#### DATA LINES:
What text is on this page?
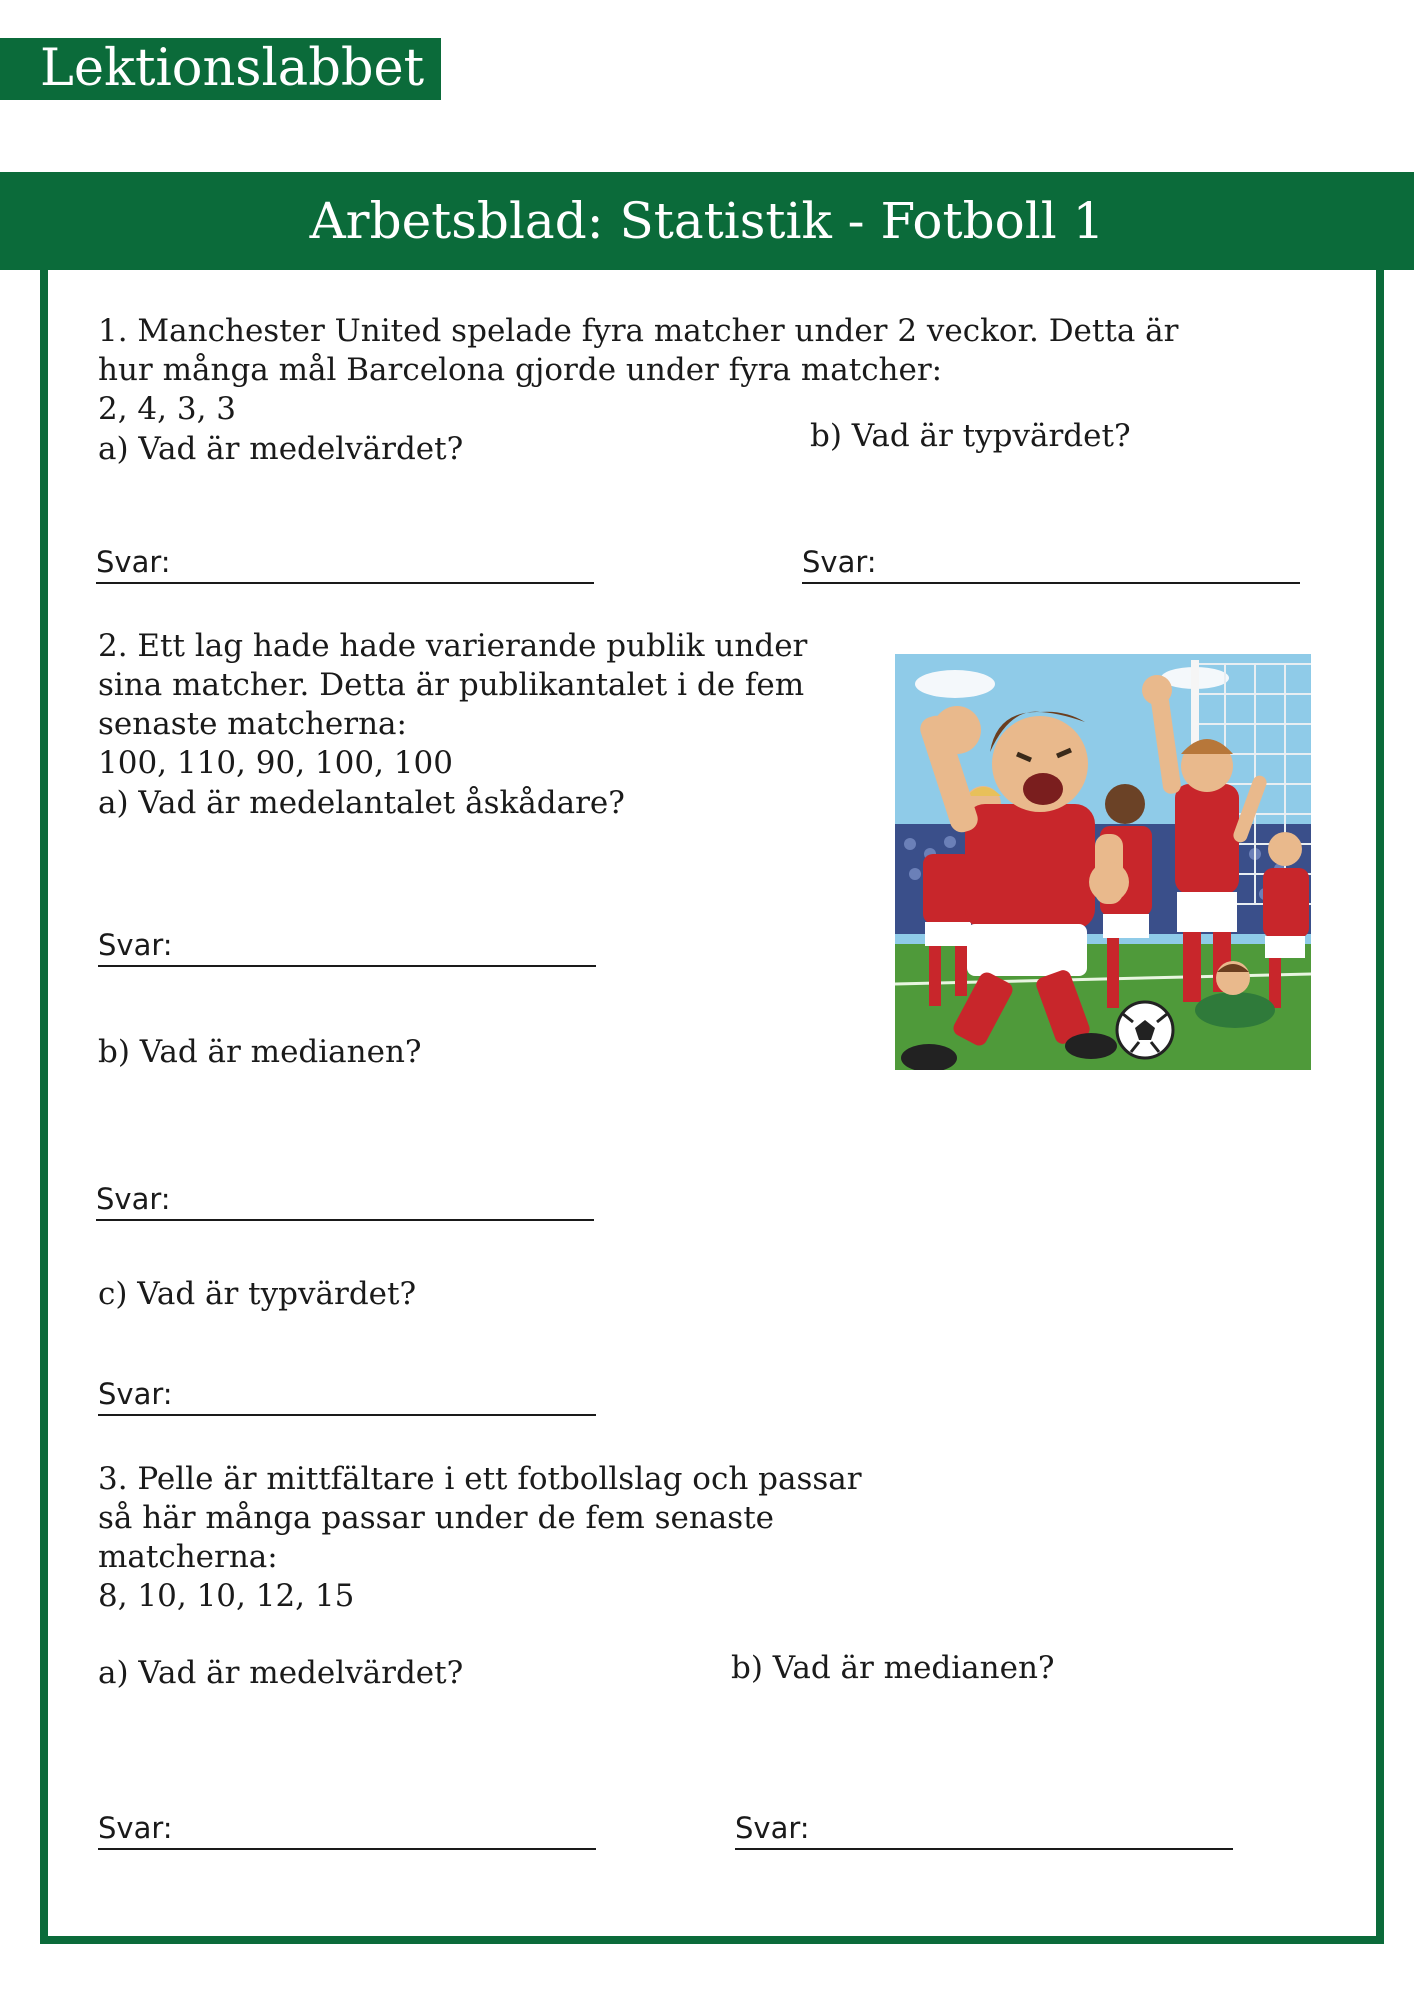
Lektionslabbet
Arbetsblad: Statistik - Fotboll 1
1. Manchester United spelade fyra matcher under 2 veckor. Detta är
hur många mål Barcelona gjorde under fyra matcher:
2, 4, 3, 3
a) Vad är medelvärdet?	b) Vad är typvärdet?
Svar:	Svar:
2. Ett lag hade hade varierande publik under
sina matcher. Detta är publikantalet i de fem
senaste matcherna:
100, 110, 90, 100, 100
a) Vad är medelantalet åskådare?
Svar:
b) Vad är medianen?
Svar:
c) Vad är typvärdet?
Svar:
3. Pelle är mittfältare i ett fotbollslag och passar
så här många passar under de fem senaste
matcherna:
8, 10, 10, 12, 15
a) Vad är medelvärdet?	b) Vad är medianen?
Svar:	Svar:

#### PROBLEM DETAILS:
Repeat the material above in full and exactly, apart from the pictures.

#### TASK SOLUTION:
What text is on this page?
Lektionslabbet
Arbetsblad: Statistik - Fotboll 1
1. Manchester United spelade fyra matcher under 2 veckor. Detta är
hur många mål Barcelona gjorde under fyra matcher:
2, 4, 3, 3
a) Vad är medelvärdet?	b) Vad är typvärdet?
Svar:	Svar:
2. Ett lag hade hade varierande publik under
sina matcher. Detta är publikantalet i de fem
senaste matcherna:
100, 110, 90, 100, 100
a) Vad är medelantalet åskådare?
Svar:
b) Vad är medianen?
Svar:
c) Vad är typvärdet?
Svar:
3. Pelle är mittfältare i ett fotbollslag och passar
så här många passar under de fem senaste
matcherna:
8, 10, 10, 12, 15
a) Vad är medelvärdet?	b) Vad är medianen?
Svar:	Svar:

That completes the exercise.